* **WHAT NEEDS TO BE DONE**
Which lines contain the word "cognitive"? Return each of them as written.

* **ENTRIES**
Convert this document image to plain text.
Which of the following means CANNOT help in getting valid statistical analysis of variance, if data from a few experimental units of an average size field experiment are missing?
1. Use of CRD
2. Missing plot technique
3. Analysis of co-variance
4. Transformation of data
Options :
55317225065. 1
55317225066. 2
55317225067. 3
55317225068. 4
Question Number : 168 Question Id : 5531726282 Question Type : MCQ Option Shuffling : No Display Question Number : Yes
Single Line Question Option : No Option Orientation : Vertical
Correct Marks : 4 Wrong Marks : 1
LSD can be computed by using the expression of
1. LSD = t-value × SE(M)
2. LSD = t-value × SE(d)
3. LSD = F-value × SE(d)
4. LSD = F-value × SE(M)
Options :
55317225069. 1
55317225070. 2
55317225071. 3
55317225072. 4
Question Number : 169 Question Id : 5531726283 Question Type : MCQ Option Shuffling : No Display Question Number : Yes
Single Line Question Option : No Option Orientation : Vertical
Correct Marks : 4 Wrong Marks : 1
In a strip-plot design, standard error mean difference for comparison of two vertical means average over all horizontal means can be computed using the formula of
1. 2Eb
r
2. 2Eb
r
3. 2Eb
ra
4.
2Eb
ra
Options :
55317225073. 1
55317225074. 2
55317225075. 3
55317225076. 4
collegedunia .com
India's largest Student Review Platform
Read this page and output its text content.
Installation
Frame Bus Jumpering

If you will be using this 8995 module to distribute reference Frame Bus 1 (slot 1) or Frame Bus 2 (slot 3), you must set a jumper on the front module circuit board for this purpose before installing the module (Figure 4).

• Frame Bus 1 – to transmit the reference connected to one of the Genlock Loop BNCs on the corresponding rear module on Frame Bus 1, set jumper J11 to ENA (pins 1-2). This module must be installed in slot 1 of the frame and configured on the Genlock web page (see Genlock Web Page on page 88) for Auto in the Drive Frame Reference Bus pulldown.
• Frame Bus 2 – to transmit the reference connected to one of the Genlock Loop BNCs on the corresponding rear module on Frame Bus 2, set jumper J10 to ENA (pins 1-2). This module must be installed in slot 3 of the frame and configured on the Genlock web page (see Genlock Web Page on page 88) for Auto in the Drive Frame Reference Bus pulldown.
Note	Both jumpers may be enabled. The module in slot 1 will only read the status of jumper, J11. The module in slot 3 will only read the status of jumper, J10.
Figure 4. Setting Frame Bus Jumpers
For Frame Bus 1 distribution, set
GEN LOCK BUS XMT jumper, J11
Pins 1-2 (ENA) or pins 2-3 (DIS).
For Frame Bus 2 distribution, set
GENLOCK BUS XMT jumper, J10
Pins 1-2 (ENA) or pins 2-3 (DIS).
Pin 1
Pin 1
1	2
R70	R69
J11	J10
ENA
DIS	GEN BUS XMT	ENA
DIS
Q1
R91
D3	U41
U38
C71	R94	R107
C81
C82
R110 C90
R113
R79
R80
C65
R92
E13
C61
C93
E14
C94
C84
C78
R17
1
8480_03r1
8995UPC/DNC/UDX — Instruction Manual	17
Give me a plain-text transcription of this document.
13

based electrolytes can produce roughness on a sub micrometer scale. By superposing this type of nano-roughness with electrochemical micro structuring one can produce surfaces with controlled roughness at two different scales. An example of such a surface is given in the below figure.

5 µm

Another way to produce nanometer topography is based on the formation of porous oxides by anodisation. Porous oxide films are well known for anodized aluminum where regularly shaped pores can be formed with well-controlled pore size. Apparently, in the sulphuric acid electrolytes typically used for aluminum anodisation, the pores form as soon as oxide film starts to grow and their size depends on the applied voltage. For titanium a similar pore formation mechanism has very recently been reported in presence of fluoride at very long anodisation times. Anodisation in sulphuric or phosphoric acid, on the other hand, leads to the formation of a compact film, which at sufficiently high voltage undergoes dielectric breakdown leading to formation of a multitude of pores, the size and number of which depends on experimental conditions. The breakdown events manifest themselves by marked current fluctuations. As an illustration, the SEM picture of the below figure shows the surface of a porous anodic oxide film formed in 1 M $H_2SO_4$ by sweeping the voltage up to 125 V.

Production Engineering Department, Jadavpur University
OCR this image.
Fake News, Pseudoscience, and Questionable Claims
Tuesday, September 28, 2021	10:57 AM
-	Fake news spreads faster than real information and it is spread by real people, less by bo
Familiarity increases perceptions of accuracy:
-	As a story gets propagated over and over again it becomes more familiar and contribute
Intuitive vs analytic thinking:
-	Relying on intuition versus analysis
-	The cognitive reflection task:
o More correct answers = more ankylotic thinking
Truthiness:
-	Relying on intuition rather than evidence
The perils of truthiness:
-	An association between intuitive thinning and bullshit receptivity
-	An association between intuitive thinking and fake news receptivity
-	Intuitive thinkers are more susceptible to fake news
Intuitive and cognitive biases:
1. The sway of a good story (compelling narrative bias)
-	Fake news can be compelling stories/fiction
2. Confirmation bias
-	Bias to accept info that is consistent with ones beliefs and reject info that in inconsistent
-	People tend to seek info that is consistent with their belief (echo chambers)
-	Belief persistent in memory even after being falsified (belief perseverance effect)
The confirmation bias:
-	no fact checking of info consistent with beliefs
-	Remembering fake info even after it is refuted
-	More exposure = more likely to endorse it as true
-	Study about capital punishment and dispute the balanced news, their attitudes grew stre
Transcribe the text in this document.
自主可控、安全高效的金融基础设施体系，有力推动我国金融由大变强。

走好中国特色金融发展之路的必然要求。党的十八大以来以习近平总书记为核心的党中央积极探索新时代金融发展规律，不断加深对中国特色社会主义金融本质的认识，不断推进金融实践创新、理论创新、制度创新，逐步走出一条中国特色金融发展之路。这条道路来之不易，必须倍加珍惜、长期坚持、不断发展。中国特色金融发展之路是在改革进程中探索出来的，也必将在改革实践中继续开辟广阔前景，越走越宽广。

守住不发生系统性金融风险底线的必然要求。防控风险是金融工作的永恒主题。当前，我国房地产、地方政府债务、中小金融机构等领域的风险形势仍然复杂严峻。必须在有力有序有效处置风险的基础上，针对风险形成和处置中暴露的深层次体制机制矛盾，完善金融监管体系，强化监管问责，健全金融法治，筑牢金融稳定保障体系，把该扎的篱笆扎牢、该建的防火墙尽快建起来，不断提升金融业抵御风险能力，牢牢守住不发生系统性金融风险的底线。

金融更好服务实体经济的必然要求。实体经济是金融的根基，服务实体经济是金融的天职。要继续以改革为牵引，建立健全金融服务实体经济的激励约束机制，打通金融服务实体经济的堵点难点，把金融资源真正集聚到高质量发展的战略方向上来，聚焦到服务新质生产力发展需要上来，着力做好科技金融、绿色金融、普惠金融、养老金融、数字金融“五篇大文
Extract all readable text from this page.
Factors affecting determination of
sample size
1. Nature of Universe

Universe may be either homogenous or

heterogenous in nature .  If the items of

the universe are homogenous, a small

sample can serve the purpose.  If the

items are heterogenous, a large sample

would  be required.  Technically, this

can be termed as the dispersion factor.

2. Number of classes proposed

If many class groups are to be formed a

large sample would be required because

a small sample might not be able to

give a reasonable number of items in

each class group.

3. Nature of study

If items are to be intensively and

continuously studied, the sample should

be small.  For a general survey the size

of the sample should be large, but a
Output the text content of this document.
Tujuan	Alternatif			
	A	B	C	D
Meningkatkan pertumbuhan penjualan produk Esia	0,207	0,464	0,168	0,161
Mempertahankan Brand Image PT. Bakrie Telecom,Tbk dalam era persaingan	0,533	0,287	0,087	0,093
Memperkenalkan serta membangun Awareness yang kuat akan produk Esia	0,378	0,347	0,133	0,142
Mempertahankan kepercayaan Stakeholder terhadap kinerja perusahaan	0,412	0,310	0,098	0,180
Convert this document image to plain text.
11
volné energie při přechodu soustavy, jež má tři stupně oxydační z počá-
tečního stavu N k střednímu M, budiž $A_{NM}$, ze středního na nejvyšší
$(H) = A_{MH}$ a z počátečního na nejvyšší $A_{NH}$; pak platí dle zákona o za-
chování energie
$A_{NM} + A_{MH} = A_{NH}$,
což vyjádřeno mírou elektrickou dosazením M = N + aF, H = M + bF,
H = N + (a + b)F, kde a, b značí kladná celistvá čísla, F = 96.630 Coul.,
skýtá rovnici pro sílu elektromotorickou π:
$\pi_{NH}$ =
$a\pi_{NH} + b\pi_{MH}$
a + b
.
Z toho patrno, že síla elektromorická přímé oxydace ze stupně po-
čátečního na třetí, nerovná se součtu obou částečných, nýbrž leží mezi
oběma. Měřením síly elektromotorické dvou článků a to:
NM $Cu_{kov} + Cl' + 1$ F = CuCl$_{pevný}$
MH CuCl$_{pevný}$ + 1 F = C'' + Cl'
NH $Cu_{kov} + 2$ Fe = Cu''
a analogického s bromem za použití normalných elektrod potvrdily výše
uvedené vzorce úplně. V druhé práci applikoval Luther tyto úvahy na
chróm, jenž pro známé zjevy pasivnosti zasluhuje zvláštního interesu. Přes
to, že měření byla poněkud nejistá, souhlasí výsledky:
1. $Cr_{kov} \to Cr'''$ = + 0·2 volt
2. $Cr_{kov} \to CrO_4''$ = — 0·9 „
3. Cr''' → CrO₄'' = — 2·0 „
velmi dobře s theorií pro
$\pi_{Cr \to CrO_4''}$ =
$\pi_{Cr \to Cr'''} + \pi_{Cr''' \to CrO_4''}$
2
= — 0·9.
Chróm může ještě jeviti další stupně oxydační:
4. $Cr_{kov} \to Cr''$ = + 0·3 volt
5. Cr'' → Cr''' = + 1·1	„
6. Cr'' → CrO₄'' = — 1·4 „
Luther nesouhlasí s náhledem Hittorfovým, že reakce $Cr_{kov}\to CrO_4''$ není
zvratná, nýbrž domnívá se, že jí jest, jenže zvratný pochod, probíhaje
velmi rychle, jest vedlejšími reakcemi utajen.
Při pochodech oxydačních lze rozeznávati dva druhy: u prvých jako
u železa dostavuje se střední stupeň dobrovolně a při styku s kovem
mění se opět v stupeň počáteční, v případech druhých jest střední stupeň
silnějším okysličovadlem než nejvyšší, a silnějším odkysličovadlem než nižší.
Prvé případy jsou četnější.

* **ANSWER TO THE PROBLEM**
-	The cognitive reflection task:
Intuitive and cognitive biases:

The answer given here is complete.